• [Your objective]: Find the lines holding "pollo" and copy them.

• [Data provided]:
☆ ☆ ☆ ☆

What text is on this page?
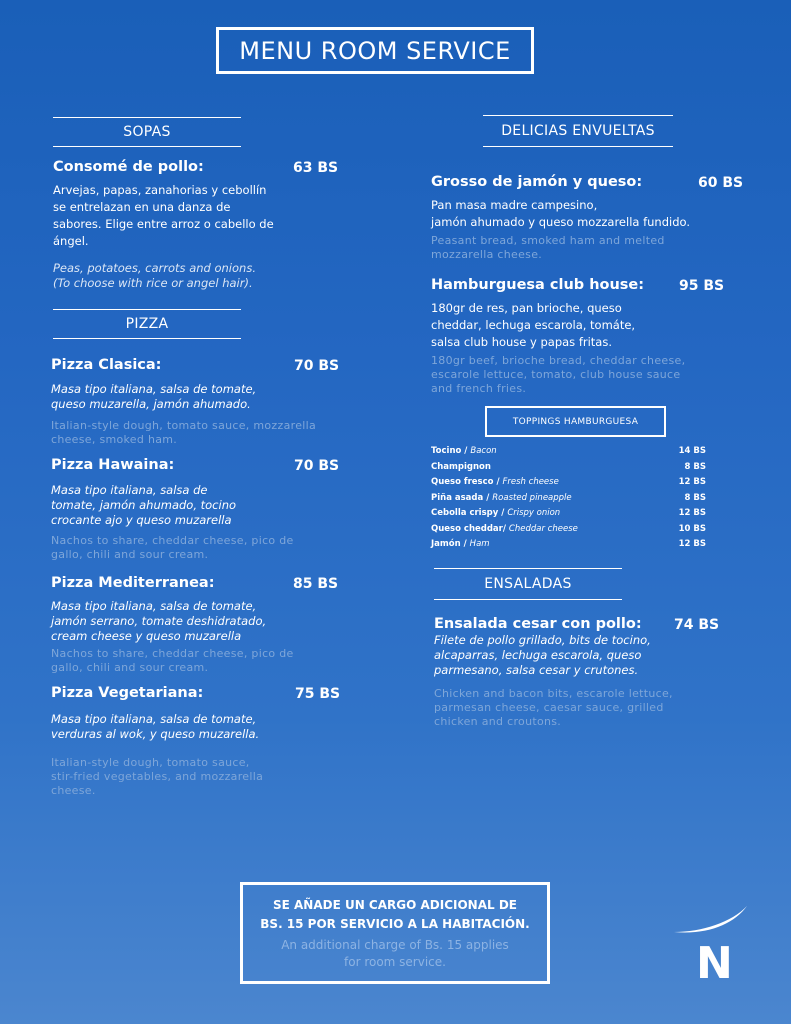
MENU ROOM SERVICE
SOPAS
Consomé de pollo:	63 BS
Arvejas, papas, zanahorias y cebollín
se entrelazan en una danza de
sabores. Elige entre arroz o cabello de
ángel.
Peas, potatoes, carrots and onions.
(To choose with rice or angel hair).
PIZZA
Pizza Clasica:	70 BS
Masa tipo italiana, salsa de tomate,
queso muzarella, jamón ahumado.
Italian-style dough, tomato sauce, mozzarella
cheese, smoked ham.
Pizza Hawaina:	70 BS
Masa tipo italiana, salsa de
tomate, jamón ahumado, tocino
crocante ajo y queso muzarella
Nachos to share, cheddar cheese, pico de
gallo, chili and sour cream.
Pizza Mediterranea:	85 BS
Masa tipo italiana, salsa de tomate,
jamón serrano, tomate deshidratado,
cream cheese y queso muzarella
Nachos to share, cheddar cheese, pico de
gallo, chili and sour cream.
Pizza Vegetariana:	75 BS
Masa tipo italiana, salsa de tomate,
verduras al wok, y queso muzarella.
Italian-style dough, tomato sauce,
stir-fried vegetables, and mozzarella
cheese.
DELICIAS ENVUELTAS
Grosso de jamón y queso:	60 BS
Pan masa madre campesino,
jamón ahumado y queso mozzarella fundido.
Peasant bread, smoked ham and melted
mozzarella cheese.
Hamburguesa club house: 95 BS
180gr de res, pan brioche, queso
cheddar, lechuga escarola, tomáte,
salsa club house y papas fritas.
180gr beef, brioche bread, cheddar cheese,
escarole lettuce, tomato, club house sauce
and french fries.
TOPPINGS HAMBURGUESA
Tocino / Bacon	14 BS
Champignon	8 BS
Queso fresco / Fresh cheese	12 BS
Piña asada / Roasted pineapple	8 BS
Cebolla crispy / Crispy onion	12 BS
Queso cheddar/ Cheddar cheese	10 BS
Jamón / Ham	12 BS
ENSALADAS
Ensalada cesar con pollo: 74 BS
Filete de pollo grillado, bits de tocino,
alcaparras, lechuga escarola, queso
parmesano, salsa cesar y crutones.
Chicken and bacon bits, escarole lettuce,
parmesan cheese, caesar sauce, grilled
chicken and croutons.
SE AÑADE UN CARGO ADICIONAL DE
BS. 15 POR SERVICIO A LA HABITACIÓN.
An additional charge of Bs. 15 applies
for room service.	N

☆ ☆ ☆ ☆

• [Solution to this task]:
Consomé de pollo:	63 BS
Ensalada cesar con pollo: 74 BS
Filete de pollo grillado, bits de tocino,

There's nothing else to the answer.